| TO BE DONE |
Select all lines holding the word "JSON" from the entries that follow.

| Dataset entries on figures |
--- Begin ---

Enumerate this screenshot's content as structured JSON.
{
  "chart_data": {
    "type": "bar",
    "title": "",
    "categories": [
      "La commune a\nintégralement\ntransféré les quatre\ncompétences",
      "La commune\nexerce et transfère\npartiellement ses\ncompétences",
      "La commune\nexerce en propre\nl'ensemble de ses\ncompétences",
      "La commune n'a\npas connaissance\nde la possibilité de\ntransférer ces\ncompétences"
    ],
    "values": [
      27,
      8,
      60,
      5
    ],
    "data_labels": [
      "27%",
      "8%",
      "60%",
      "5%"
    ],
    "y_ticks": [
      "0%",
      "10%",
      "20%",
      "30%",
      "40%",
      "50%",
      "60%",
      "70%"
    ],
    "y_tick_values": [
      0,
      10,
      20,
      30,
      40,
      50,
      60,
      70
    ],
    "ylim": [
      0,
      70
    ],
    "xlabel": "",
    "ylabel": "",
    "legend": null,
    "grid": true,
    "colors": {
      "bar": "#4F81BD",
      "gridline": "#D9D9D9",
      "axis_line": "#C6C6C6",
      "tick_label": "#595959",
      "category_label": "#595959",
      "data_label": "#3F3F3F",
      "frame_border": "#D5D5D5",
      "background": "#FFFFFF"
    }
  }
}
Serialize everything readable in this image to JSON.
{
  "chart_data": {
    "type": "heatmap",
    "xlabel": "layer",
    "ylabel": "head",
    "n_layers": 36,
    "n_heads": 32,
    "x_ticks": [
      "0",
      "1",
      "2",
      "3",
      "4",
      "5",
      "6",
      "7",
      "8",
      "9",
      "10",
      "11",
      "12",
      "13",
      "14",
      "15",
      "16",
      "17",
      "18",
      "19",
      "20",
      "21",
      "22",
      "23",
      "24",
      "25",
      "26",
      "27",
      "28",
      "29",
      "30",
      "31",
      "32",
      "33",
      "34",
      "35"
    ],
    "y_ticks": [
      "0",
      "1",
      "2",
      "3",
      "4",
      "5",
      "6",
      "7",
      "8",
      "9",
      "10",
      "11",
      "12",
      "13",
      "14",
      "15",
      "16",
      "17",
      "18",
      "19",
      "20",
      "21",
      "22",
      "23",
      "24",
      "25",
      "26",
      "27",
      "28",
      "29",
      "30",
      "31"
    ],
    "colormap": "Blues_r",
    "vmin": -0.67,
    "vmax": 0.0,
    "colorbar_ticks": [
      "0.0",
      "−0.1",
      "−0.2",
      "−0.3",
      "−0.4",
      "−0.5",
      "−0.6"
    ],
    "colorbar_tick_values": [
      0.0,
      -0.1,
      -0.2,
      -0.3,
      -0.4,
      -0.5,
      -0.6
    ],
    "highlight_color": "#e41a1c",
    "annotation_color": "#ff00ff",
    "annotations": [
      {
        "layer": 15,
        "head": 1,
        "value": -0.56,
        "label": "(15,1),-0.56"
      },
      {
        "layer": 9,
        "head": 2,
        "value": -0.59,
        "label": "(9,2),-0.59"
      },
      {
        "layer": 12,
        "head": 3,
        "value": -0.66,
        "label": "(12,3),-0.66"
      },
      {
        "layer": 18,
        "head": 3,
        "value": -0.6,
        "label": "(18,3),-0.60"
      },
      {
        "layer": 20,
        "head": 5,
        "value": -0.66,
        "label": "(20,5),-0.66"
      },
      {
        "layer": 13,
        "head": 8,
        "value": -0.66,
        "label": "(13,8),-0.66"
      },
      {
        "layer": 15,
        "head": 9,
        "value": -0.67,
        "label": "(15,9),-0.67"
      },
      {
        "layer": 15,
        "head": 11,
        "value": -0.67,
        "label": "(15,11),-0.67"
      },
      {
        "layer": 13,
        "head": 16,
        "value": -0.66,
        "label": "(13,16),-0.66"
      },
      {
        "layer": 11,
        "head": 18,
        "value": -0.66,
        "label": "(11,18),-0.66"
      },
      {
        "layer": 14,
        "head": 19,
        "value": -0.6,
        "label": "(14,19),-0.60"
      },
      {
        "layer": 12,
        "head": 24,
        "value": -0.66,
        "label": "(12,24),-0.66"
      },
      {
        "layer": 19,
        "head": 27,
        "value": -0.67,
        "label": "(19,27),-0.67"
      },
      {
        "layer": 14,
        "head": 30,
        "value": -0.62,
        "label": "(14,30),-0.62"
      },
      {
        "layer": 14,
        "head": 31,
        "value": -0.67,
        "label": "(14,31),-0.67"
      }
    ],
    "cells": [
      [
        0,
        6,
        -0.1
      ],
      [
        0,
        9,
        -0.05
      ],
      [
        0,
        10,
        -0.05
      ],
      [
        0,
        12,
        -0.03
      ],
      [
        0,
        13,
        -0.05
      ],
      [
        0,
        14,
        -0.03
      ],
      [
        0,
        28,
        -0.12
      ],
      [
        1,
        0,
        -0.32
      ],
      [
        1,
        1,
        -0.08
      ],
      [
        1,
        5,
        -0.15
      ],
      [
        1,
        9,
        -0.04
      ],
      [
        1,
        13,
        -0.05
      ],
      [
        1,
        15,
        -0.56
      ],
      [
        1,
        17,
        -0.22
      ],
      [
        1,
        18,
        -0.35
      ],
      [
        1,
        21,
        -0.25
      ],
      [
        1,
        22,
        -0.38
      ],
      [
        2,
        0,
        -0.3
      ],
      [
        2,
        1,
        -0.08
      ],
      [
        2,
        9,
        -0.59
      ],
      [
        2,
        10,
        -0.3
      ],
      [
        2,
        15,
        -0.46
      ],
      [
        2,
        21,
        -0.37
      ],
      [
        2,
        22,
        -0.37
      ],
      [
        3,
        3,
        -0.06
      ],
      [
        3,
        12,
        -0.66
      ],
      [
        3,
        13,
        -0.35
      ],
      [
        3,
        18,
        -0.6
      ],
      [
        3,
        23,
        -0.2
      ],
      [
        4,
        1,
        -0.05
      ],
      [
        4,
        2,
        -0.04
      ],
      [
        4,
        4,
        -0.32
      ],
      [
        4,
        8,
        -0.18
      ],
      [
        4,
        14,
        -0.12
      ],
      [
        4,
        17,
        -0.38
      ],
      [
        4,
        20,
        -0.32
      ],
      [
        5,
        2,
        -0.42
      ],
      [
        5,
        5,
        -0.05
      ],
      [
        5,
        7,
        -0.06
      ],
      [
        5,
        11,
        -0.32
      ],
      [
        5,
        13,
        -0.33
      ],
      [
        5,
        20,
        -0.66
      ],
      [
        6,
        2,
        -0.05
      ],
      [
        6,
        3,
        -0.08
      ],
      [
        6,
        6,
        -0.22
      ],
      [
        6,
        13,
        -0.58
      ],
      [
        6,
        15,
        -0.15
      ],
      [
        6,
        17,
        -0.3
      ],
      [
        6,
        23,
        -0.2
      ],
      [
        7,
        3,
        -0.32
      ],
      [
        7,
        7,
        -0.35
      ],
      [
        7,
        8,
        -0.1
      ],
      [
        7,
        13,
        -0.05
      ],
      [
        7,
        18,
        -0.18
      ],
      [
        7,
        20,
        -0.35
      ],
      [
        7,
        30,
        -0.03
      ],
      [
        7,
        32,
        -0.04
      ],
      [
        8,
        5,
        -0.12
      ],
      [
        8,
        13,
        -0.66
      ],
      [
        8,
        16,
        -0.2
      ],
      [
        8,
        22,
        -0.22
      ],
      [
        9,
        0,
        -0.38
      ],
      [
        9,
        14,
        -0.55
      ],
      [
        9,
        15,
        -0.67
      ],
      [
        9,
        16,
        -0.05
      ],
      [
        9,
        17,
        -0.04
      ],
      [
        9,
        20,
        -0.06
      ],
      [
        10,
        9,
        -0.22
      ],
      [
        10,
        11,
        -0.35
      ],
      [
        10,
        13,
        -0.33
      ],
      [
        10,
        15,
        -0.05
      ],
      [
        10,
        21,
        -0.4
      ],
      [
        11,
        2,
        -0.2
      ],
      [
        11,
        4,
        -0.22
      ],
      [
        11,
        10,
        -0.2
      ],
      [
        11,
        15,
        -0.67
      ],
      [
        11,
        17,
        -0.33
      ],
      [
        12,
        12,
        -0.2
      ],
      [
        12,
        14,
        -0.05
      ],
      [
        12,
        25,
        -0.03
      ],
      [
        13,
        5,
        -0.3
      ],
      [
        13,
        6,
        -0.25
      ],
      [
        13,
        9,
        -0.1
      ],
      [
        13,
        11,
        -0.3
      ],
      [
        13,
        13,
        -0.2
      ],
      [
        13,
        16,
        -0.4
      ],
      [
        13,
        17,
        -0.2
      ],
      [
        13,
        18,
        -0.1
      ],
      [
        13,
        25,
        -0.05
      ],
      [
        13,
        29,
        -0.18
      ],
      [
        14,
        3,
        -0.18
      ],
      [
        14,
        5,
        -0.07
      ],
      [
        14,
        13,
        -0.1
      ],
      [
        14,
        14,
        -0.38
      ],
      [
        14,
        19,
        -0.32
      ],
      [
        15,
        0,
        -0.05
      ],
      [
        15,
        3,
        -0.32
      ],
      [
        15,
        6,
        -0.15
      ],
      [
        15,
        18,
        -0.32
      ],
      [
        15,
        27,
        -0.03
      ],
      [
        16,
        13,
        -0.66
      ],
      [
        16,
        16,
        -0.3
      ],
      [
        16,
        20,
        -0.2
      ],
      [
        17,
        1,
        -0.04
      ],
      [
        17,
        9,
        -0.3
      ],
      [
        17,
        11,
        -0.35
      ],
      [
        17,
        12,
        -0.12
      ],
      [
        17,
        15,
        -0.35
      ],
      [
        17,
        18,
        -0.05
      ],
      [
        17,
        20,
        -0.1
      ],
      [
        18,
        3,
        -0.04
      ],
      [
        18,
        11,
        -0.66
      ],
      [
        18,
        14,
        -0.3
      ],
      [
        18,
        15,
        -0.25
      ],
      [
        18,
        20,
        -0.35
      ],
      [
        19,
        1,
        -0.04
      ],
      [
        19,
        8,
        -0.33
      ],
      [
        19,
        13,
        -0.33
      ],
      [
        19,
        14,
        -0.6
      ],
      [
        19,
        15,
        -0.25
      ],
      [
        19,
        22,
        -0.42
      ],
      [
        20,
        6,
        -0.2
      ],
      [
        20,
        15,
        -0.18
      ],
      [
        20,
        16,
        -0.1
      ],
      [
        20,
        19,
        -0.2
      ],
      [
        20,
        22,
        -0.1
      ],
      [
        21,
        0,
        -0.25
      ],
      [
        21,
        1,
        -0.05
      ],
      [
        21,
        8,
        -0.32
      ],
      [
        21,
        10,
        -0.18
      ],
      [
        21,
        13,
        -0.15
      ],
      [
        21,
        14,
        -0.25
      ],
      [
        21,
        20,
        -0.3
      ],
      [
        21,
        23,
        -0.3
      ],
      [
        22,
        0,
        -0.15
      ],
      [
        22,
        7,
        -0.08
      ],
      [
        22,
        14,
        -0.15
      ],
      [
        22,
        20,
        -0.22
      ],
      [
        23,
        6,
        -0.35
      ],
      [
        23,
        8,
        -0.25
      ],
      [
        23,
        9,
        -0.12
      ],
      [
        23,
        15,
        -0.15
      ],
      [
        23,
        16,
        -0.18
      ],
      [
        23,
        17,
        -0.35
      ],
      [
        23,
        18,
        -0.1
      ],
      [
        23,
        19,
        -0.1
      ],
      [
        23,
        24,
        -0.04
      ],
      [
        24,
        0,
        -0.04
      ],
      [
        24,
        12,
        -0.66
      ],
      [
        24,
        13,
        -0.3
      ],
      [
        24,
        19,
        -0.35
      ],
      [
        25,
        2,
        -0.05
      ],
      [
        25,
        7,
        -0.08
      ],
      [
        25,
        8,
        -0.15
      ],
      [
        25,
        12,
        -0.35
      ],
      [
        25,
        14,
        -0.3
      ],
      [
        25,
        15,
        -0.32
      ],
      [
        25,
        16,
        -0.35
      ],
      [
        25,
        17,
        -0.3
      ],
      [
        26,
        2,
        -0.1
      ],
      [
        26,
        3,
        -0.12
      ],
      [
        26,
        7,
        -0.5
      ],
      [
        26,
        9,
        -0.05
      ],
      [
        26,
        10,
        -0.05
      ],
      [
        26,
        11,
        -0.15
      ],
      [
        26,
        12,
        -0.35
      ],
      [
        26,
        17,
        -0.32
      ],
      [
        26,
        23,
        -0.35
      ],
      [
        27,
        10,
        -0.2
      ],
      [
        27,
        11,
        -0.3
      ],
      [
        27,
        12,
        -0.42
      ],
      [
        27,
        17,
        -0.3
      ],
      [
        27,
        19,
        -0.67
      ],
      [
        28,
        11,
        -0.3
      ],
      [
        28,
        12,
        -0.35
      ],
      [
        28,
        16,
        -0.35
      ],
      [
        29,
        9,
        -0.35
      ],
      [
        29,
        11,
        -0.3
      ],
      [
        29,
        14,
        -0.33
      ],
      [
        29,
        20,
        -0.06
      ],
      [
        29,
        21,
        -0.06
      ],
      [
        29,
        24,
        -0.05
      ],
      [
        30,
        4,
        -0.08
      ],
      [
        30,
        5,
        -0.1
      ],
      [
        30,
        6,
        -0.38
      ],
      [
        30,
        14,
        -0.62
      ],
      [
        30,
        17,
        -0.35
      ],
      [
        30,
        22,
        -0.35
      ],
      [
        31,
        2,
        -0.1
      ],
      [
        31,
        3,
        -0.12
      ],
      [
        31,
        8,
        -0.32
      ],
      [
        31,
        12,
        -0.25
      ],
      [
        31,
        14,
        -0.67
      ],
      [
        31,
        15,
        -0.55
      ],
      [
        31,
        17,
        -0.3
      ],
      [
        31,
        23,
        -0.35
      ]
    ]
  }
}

--- End ---

| THE SOLUTION |
Enumerate this screenshot's content as structured JSON.
Serialize everything readable in this image to JSON.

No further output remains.